(Figure record extracts)
^^^^^^^^^^^^^^^^
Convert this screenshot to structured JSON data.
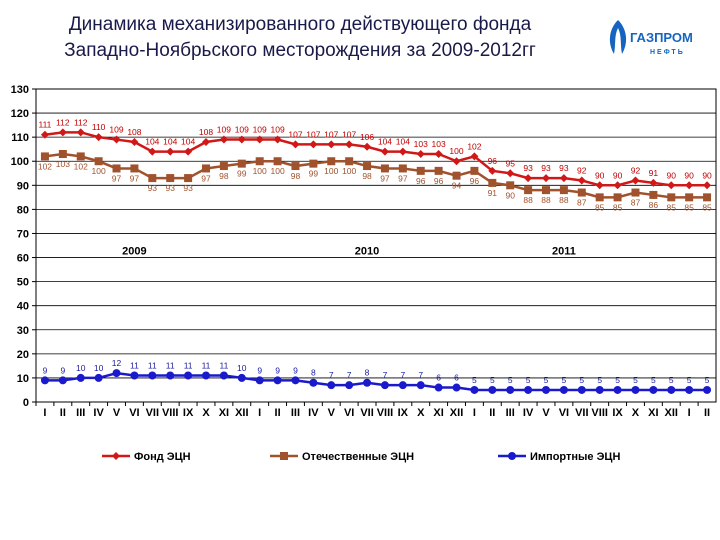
{
  "title_line1": "Динамика механизированного действующего фонда",
  "title_line2": "Западно-Ноябрьского месторождения за 2009-2012гг",
  "logo": {
    "text": "ГАЗПРОМ",
    "subtext": "НЕФТЬ",
    "icon": "gazprom-flame-icon",
    "color": "#1565c0"
  },
  "chart_data": {
    "type": "line",
    "title": "Динамика механизированного действующего фонда Западно-Ноябрьского месторождения за 2009-2012гг",
    "categories": [
      "I",
      "II",
      "III",
      "IV",
      "V",
      "VI",
      "VII",
      "VIII",
      "IX",
      "X",
      "XI",
      "XII",
      "I",
      "II",
      "III",
      "IV",
      "V",
      "VI",
      "VII",
      "VIII",
      "IX",
      "X",
      "XI",
      "XII",
      "I",
      "II",
      "III",
      "IV",
      "V",
      "VI",
      "VII",
      "VIII",
      "IX",
      "X",
      "XI",
      "XII",
      "I",
      "II"
    ],
    "year_labels": [
      {
        "label": "2009",
        "index": 5
      },
      {
        "label": "2010",
        "index": 18
      },
      {
        "label": "2011",
        "index": 29
      }
    ],
    "ylim": [
      0,
      130
    ],
    "yticks": [
      0,
      10,
      20,
      30,
      40,
      50,
      60,
      70,
      80,
      90,
      100,
      110,
      120,
      130
    ],
    "grid": true,
    "legend_position": "bottom",
    "series": [
      {
        "name": "Фонд ЭЦН",
        "color": "#d01818",
        "marker": "diamond",
        "label_class": "lbl",
        "label_pos": "above",
        "values": [
          111,
          112,
          112,
          110,
          109,
          108,
          104,
          104,
          104,
          108,
          109,
          109,
          109,
          109,
          107,
          107,
          107,
          107,
          106,
          104,
          104,
          103,
          103,
          100,
          102,
          96,
          95,
          93,
          93,
          93,
          92,
          90,
          90,
          92,
          91,
          90,
          90,
          90
        ]
      },
      {
        "name": "Отечественные ЭЦН",
        "color": "#a0522d",
        "marker": "square",
        "label_class": "lbl2",
        "label_pos": "below",
        "values": [
          102,
          103,
          102,
          100,
          97,
          97,
          93,
          93,
          93,
          97,
          98,
          99,
          100,
          100,
          98,
          99,
          100,
          100,
          98,
          97,
          97,
          96,
          96,
          94,
          96,
          91,
          90,
          88,
          88,
          88,
          87,
          85,
          85,
          87,
          86,
          85,
          85,
          85
        ]
      },
      {
        "name": "Импортные ЭЦН",
        "color": "#1a1acc",
        "marker": "circle",
        "label_class": "lbl3",
        "label_pos": "above",
        "values": [
          9,
          9,
          10,
          10,
          12,
          11,
          11,
          11,
          11,
          11,
          11,
          10,
          9,
          9,
          9,
          8,
          7,
          7,
          8,
          7,
          7,
          7,
          6,
          6,
          5,
          5,
          5,
          5,
          5,
          5,
          5,
          5,
          5,
          5,
          5,
          5,
          5,
          5
        ]
      }
    ]
  }
}
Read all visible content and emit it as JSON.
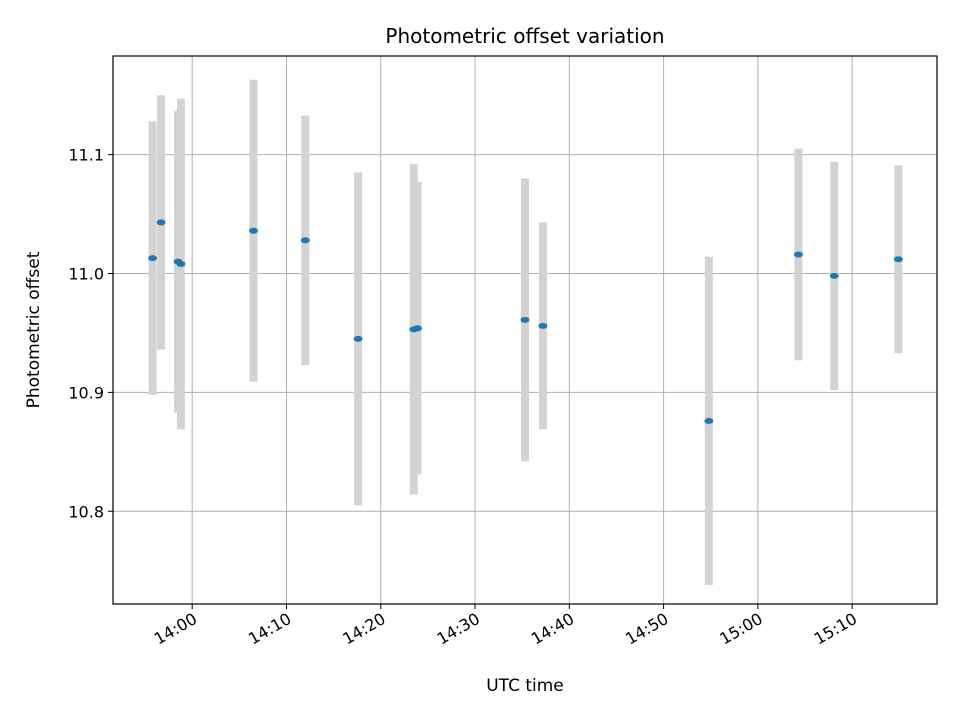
{
  "chart_data": {
    "type": "scatter",
    "title": "Photometric offset variation",
    "xlabel": "UTC time",
    "ylabel": "Photometric offset",
    "x_tick_labels": [
      "14:00",
      "14:10",
      "14:20",
      "14:30",
      "14:40",
      "14:50",
      "15:00",
      "15:10"
    ],
    "y_tick_labels": [
      "10.8",
      "10.9",
      "11.0",
      "11.1"
    ],
    "y_ticks": [
      10.8,
      10.9,
      11.0,
      11.1
    ],
    "xlim": [
      "13:51.6",
      "15:19.0"
    ],
    "ylim": [
      10.722,
      11.183
    ],
    "grid": true,
    "point_color": "#1f77b4",
    "errorbar_color": "#d3d3d3",
    "points": [
      {
        "x": "13:55.8",
        "y": 11.013,
        "yerr": 0.115
      },
      {
        "x": "13:56.7",
        "y": 11.043,
        "yerr": 0.107
      },
      {
        "x": "13:58.5",
        "y": 11.01,
        "yerr": 0.127
      },
      {
        "x": "13:58.8",
        "y": 11.008,
        "yerr": 0.139
      },
      {
        "x": "14:06.5",
        "y": 11.036,
        "yerr": 0.127
      },
      {
        "x": "14:12.0",
        "y": 11.028,
        "yerr": 0.105
      },
      {
        "x": "14:17.6",
        "y": 10.945,
        "yerr": 0.14
      },
      {
        "x": "14:23.5",
        "y": 10.953,
        "yerr": 0.139
      },
      {
        "x": "14:23.9",
        "y": 10.954,
        "yerr": 0.123
      },
      {
        "x": "14:35.3",
        "y": 10.961,
        "yerr": 0.119
      },
      {
        "x": "14:37.2",
        "y": 10.956,
        "yerr": 0.087
      },
      {
        "x": "14:54.8",
        "y": 10.876,
        "yerr": 0.138
      },
      {
        "x": "15:04.3",
        "y": 11.016,
        "yerr": 0.089
      },
      {
        "x": "15:08.1",
        "y": 10.998,
        "yerr": 0.096
      },
      {
        "x": "15:14.9",
        "y": 11.012,
        "yerr": 0.079
      }
    ]
  }
}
^^^^^^^^^^^^^^^^
» **Given task**: Quote the listing above in full, except for the pictures.

» **Task solution**:
Convert this screenshot to structured JSON data.
{
  "title_line1": "Динамика механизированного действующего фонда",
  "title_line2": "Западно-Ноябрьского месторождения за 2009-2012гг",
  "logo": {
    "text": "ГАЗПРОМ",
    "subtext": "НЕФТЬ",
    "icon": "gazprom-flame-icon",
    "color": "#1565c0"
  },
  "chart_data": {
    "type": "line",
    "title": "Динамика механизированного действующего фонда Западно-Ноябрьского месторождения за 2009-2012гг",
    "categories": [
      "I",
      "II",
      "III",
      "IV",
      "V",
      "VI",
      "VII",
      "VIII",
      "IX",
      "X",
      "XI",
      "XII",
      "I",
      "II",
      "III",
      "IV",
      "V",
      "VI",
      "VII",
      "VIII",
      "IX",
      "X",
      "XI",
      "XII",
      "I",
      "II",
      "III",
      "IV",
      "V",
      "VI",
      "VII",
      "VIII",
      "IX",
      "X",
      "XI",
      "XII",
      "I",
      "II"
    ],
    "year_labels": [
      {
        "label": "2009",
        "index": 5
      },
      {
        "label": "2010",
        "index": 18
      },
      {
        "label": "2011",
        "index": 29
      }
    ],
    "ylim": [
      0,
      130
    ],
    "yticks": [
      0,
      10,
      20,
      30,
      40,
      50,
      60,
      70,
      80,
      90,
      100,
      110,
      120,
      130
    ],
    "grid": true,
    "legend_position": "bottom",
    "series": [
      {
        "name": "Фонд ЭЦН",
        "color": "#d01818",
        "marker": "diamond",
        "label_class": "lbl",
        "label_pos": "above",
        "values": [
          111,
          112,
          112,
          110,
          109,
          108,
          104,
          104,
          104,
          108,
          109,
          109,
          109,
          109,
          107,
          107,
          107,
          107,
          106,
          104,
          104,
          103,
          103,
          100,
          102,
          96,
          95,
          93,
          93,
          93,
          92,
          90,
          90,
          92,
          91,
          90,
          90,
          90
        ]
      },
      {
        "name": "Отечественные ЭЦН",
        "color": "#a0522d",
        "marker": "square",
        "label_class": "lbl2",
        "label_pos": "below",
        "values": [
          102,
          103,
          102,
          100,
          97,
          97,
          93,
          93,
          93,
          97,
          98,
          99,
          100,
          100,
          98,
          99,
          100,
          100,
          98,
          97,
          97,
          96,
          96,
          94,
          96,
          91,
          90,
          88,
          88,
          88,
          87,
          85,
          85,
          87,
          86,
          85,
          85,
          85
        ]
      },
      {
        "name": "Импортные ЭЦН",
        "color": "#1a1acc",
        "marker": "circle",
        "label_class": "lbl3",
        "label_pos": "above",
        "values": [
          9,
          9,
          10,
          10,
          12,
          11,
          11,
          11,
          11,
          11,
          11,
          10,
          9,
          9,
          9,
          8,
          7,
          7,
          8,
          7,
          7,
          7,
          6,
          6,
          5,
          5,
          5,
          5,
          5,
          5,
          5,
          5,
          5,
          5,
          5,
          5,
          5,
          5
        ]
      }
    ]
  }
}
Read all visible content and emit it as JSON.
{
  "chart_data": {
    "type": "scatter",
    "title": "Photometric offset variation",
    "xlabel": "UTC time",
    "ylabel": "Photometric offset",
    "x_tick_labels": [
      "14:00",
      "14:10",
      "14:20",
      "14:30",
      "14:40",
      "14:50",
      "15:00",
      "15:10"
    ],
    "y_tick_labels": [
      "10.8",
      "10.9",
      "11.0",
      "11.1"
    ],
    "y_ticks": [
      10.8,
      10.9,
      11.0,
      11.1
    ],
    "xlim": [
      "13:51.6",
      "15:19.0"
    ],
    "ylim": [
      10.722,
      11.183
    ],
    "grid": true,
    "point_color": "#1f77b4",
    "errorbar_color": "#d3d3d3",
    "points": [
      {
        "x": "13:55.8",
        "y": 11.013,
        "yerr": 0.115
      },
      {
        "x": "13:56.7",
        "y": 11.043,
        "yerr": 0.107
      },
      {
        "x": "13:58.5",
        "y": 11.01,
        "yerr": 0.127
      },
      {
        "x": "13:58.8",
        "y": 11.008,
        "yerr": 0.139
      },
      {
        "x": "14:06.5",
        "y": 11.036,
        "yerr": 0.127
      },
      {
        "x": "14:12.0",
        "y": 11.028,
        "yerr": 0.105
      },
      {
        "x": "14:17.6",
        "y": 10.945,
        "yerr": 0.14
      },
      {
        "x": "14:23.5",
        "y": 10.953,
        "yerr": 0.139
      },
      {
        "x": "14:23.9",
        "y": 10.954,
        "yerr": 0.123
      },
      {
        "x": "14:35.3",
        "y": 10.961,
        "yerr": 0.119
      },
      {
        "x": "14:37.2",
        "y": 10.956,
        "yerr": 0.087
      },
      {
        "x": "14:54.8",
        "y": 10.876,
        "yerr": 0.138
      },
      {
        "x": "15:04.3",
        "y": 11.016,
        "yerr": 0.089
      },
      {
        "x": "15:08.1",
        "y": 10.998,
        "yerr": 0.096
      },
      {
        "x": "15:14.9",
        "y": 11.012,
        "yerr": 0.079
      }
    ]
  }
}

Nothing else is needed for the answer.